- To do
What is the number of lines that include the word "name"? Provide only that figure.

- Records for this exercise

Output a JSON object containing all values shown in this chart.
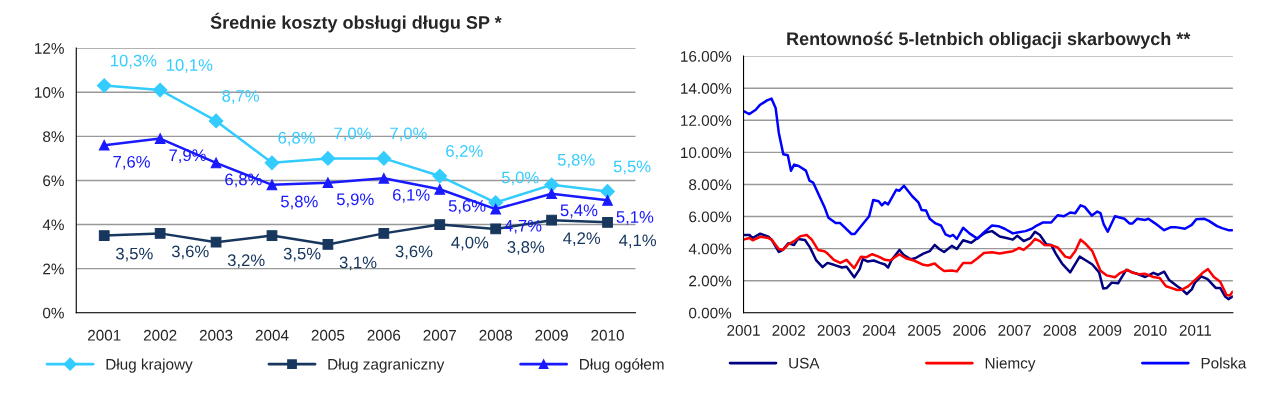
{
  "chart_data": [
    {
      "type": "line",
      "title": "Średnie koszty obsługi długu SP *",
      "categories": [
        "2001",
        "2002",
        "2003",
        "2004",
        "2005",
        "2006",
        "2007",
        "2008",
        "2009",
        "2010"
      ],
      "ylim": [
        0,
        12
      ],
      "yticks": [
        {
          "value": 0,
          "label": "0%"
        },
        {
          "value": 2,
          "label": "2%"
        },
        {
          "value": 4,
          "label": "4%"
        },
        {
          "value": 6,
          "label": "6%"
        },
        {
          "value": 8,
          "label": "8%"
        },
        {
          "value": 10,
          "label": "10%"
        },
        {
          "value": 12,
          "label": "12%"
        }
      ],
      "grid": "y",
      "legend": "bottom",
      "series": [
        {
          "name": "Dług krajowy",
          "color": "#33ccff",
          "marker": "diamond",
          "values": [
            10.3,
            10.1,
            8.7,
            6.8,
            7.0,
            7.0,
            6.2,
            5.0,
            5.8,
            5.5
          ],
          "value_labels": [
            "10,3%",
            "10,1%",
            "8,7%",
            "6,8%",
            "7,0%",
            "7,0%",
            "6,2%",
            "5,0%",
            "5,8%",
            "5,5%"
          ]
        },
        {
          "name": "Dług zagraniczny",
          "color": "#17375e",
          "marker": "square",
          "values": [
            3.5,
            3.6,
            3.2,
            3.5,
            3.1,
            3.6,
            4.0,
            3.8,
            4.2,
            4.1
          ],
          "value_labels": [
            "3,5%",
            "3,6%",
            "3,2%",
            "3,5%",
            "3,1%",
            "3,6%",
            "4,0%",
            "3,8%",
            "4,2%",
            "4,1%"
          ]
        },
        {
          "name": "Dług ogółem",
          "color": "#1a1aff",
          "marker": "triangle",
          "values": [
            7.6,
            7.9,
            6.8,
            5.8,
            5.9,
            6.1,
            5.6,
            4.7,
            5.4,
            5.1
          ],
          "value_labels": [
            "7,6%",
            "7,9%",
            "6,8%",
            "5,8%",
            "5,9%",
            "6,1%",
            "5,6%",
            "4,7%",
            "5,4%",
            "5,1%"
          ]
        }
      ]
    },
    {
      "type": "line",
      "title": "Rentowność 5-letnbich obligacji skarbowych **",
      "xlim": [
        2001,
        2011.83
      ],
      "xticks": [
        2001,
        2002,
        2003,
        2004,
        2005,
        2006,
        2007,
        2008,
        2009,
        2010,
        2011
      ],
      "ylim": [
        0,
        16
      ],
      "yticks": [
        {
          "value": 0,
          "label": "0.00%"
        },
        {
          "value": 2,
          "label": "2.00%"
        },
        {
          "value": 4,
          "label": "4.00%"
        },
        {
          "value": 6,
          "label": "6.00%"
        },
        {
          "value": 8,
          "label": "8.00%"
        },
        {
          "value": 10,
          "label": "10.00%"
        },
        {
          "value": 12,
          "label": "12.00%"
        },
        {
          "value": 14,
          "label": "14.00%"
        },
        {
          "value": 16,
          "label": "16.00%"
        }
      ],
      "grid": "y",
      "legend": "bottom",
      "series": [
        {
          "name": "USA",
          "color": "#000080",
          "x": [
            2001.0,
            2001.13,
            2001.2,
            2001.37,
            2001.55,
            2001.62,
            2001.78,
            2001.87,
            2001.99,
            2002.12,
            2002.2,
            2002.36,
            2002.47,
            2002.61,
            2002.75,
            2002.86,
            2003.0,
            2003.18,
            2003.28,
            2003.45,
            2003.57,
            2003.64,
            2003.74,
            2003.88,
            2004.02,
            2004.13,
            2004.2,
            2004.27,
            2004.45,
            2004.55,
            2004.7,
            2004.8,
            2004.98,
            2005.12,
            2005.23,
            2005.33,
            2005.44,
            2005.61,
            2005.72,
            2005.86,
            2006.04,
            2006.18,
            2006.36,
            2006.5,
            2006.67,
            2006.82,
            2006.96,
            2007.06,
            2007.2,
            2007.35,
            2007.45,
            2007.56,
            2007.7,
            2007.81,
            2007.91,
            2008.05,
            2008.23,
            2008.44,
            2008.58,
            2008.72,
            2008.87,
            2008.96,
            2009.04,
            2009.15,
            2009.29,
            2009.47,
            2009.61,
            2009.71,
            2009.89,
            2010.07,
            2010.17,
            2010.31,
            2010.42,
            2010.6,
            2010.7,
            2010.81,
            2010.92,
            2010.99,
            2011.13,
            2011.27,
            2011.45,
            2011.55,
            2011.66,
            2011.73,
            2011.82
          ],
          "values": [
            4.85,
            4.85,
            4.66,
            4.93,
            4.74,
            4.56,
            3.79,
            3.92,
            4.33,
            4.23,
            4.6,
            4.54,
            4.08,
            3.26,
            2.85,
            3.11,
            2.99,
            2.82,
            2.87,
            2.21,
            2.72,
            3.34,
            3.2,
            3.26,
            3.11,
            3.01,
            2.82,
            3.26,
            3.92,
            3.59,
            3.34,
            3.4,
            3.69,
            3.84,
            4.23,
            3.98,
            3.79,
            4.17,
            3.98,
            4.52,
            4.37,
            4.66,
            5.01,
            5.09,
            4.76,
            4.66,
            4.56,
            4.8,
            4.47,
            4.66,
            5.05,
            4.85,
            4.27,
            4.23,
            3.69,
            3.07,
            2.52,
            3.5,
            3.26,
            3.01,
            2.52,
            1.51,
            1.55,
            1.88,
            1.84,
            2.68,
            2.52,
            2.43,
            2.23,
            2.49,
            2.37,
            2.56,
            2.04,
            1.65,
            1.46,
            1.17,
            1.46,
            1.88,
            2.27,
            2.1,
            1.55,
            1.55,
            1.01,
            0.85,
            1.01
          ]
        },
        {
          "name": "Niemcy",
          "color": "#ff0000",
          "x": [
            2001.0,
            2001.13,
            2001.2,
            2001.37,
            2001.55,
            2001.62,
            2001.78,
            2001.87,
            2001.99,
            2002.15,
            2002.26,
            2002.4,
            2002.51,
            2002.65,
            2002.79,
            2002.86,
            2003.0,
            2003.14,
            2003.28,
            2003.45,
            2003.6,
            2003.71,
            2003.85,
            2003.99,
            2004.13,
            2004.24,
            2004.45,
            2004.59,
            2004.77,
            2004.98,
            2005.08,
            2005.23,
            2005.33,
            2005.44,
            2005.61,
            2005.72,
            2005.86,
            2006.04,
            2006.18,
            2006.32,
            2006.5,
            2006.67,
            2006.82,
            2006.96,
            2007.1,
            2007.2,
            2007.35,
            2007.45,
            2007.56,
            2007.66,
            2007.81,
            2007.95,
            2008.12,
            2008.23,
            2008.34,
            2008.46,
            2008.58,
            2008.72,
            2008.9,
            2009.04,
            2009.22,
            2009.33,
            2009.5,
            2009.61,
            2009.75,
            2009.89,
            2010.07,
            2010.21,
            2010.35,
            2010.46,
            2010.6,
            2010.7,
            2010.84,
            2010.99,
            2011.16,
            2011.28,
            2011.41,
            2011.55,
            2011.69,
            2011.76,
            2011.82
          ],
          "values": [
            4.56,
            4.66,
            4.52,
            4.74,
            4.66,
            4.56,
            3.98,
            3.92,
            4.27,
            4.52,
            4.78,
            4.85,
            4.56,
            3.92,
            3.84,
            3.69,
            3.3,
            3.11,
            3.3,
            2.78,
            3.5,
            3.46,
            3.65,
            3.5,
            3.3,
            3.26,
            3.65,
            3.4,
            3.26,
            2.99,
            2.95,
            3.07,
            2.82,
            2.6,
            2.64,
            2.58,
            3.11,
            3.11,
            3.4,
            3.73,
            3.77,
            3.69,
            3.77,
            3.84,
            4.04,
            3.92,
            4.27,
            4.6,
            4.47,
            4.23,
            4.21,
            4.08,
            3.5,
            3.42,
            3.84,
            4.56,
            4.27,
            3.84,
            2.62,
            2.33,
            2.21,
            2.47,
            2.68,
            2.49,
            2.41,
            2.43,
            2.23,
            2.17,
            1.65,
            1.55,
            1.42,
            1.44,
            1.65,
            2.04,
            2.49,
            2.72,
            2.23,
            1.94,
            1.11,
            1.07,
            1.3
          ]
        },
        {
          "name": "Polska",
          "color": "#0000ff",
          "x": [
            2001.0,
            2001.13,
            2001.27,
            2001.36,
            2001.52,
            2001.62,
            2001.71,
            2001.78,
            2001.88,
            2001.98,
            2002.05,
            2002.12,
            2002.22,
            2002.38,
            2002.46,
            2002.54,
            2002.79,
            2002.88,
            2003.04,
            2003.14,
            2003.39,
            2003.46,
            2003.64,
            2003.78,
            2003.87,
            2003.99,
            2004.06,
            2004.13,
            2004.2,
            2004.38,
            2004.45,
            2004.55,
            2004.73,
            2004.87,
            2004.94,
            2005.04,
            2005.12,
            2005.25,
            2005.37,
            2005.47,
            2005.57,
            2005.64,
            2005.72,
            2005.86,
            2006.0,
            2006.18,
            2006.32,
            2006.5,
            2006.64,
            2006.78,
            2006.96,
            2007.06,
            2007.24,
            2007.38,
            2007.49,
            2007.63,
            2007.81,
            2007.95,
            2008.09,
            2008.23,
            2008.34,
            2008.46,
            2008.55,
            2008.71,
            2008.83,
            2008.9,
            2008.97,
            2009.06,
            2009.22,
            2009.43,
            2009.54,
            2009.61,
            2009.71,
            2009.89,
            2009.96,
            2010.1,
            2010.31,
            2010.46,
            2010.56,
            2010.77,
            2010.92,
            2011.02,
            2011.2,
            2011.3,
            2011.48,
            2011.59,
            2011.73,
            2011.82
          ],
          "values": [
            12.58,
            12.39,
            12.66,
            12.95,
            13.24,
            13.35,
            12.77,
            11.23,
            9.88,
            9.82,
            8.86,
            9.24,
            9.15,
            8.86,
            8.24,
            8.12,
            6.6,
            5.92,
            5.59,
            5.59,
            4.91,
            4.91,
            5.53,
            6.02,
            7.03,
            6.95,
            6.7,
            6.89,
            6.76,
            7.67,
            7.61,
            7.92,
            7.28,
            6.89,
            6.41,
            6.37,
            5.86,
            5.57,
            5.44,
            4.89,
            4.76,
            4.85,
            4.6,
            5.3,
            4.95,
            4.62,
            5.01,
            5.44,
            5.4,
            5.24,
            4.95,
            5.01,
            5.09,
            5.24,
            5.44,
            5.63,
            5.63,
            6.08,
            6.02,
            6.25,
            6.21,
            6.7,
            6.6,
            6.06,
            6.31,
            6.21,
            5.53,
            5.05,
            6.02,
            5.86,
            5.57,
            5.57,
            5.86,
            5.79,
            5.86,
            5.59,
            5.15,
            5.34,
            5.34,
            5.24,
            5.48,
            5.83,
            5.86,
            5.73,
            5.4,
            5.28,
            5.15,
            5.15
          ]
        }
      ]
    }
  ]
}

- Correct result
6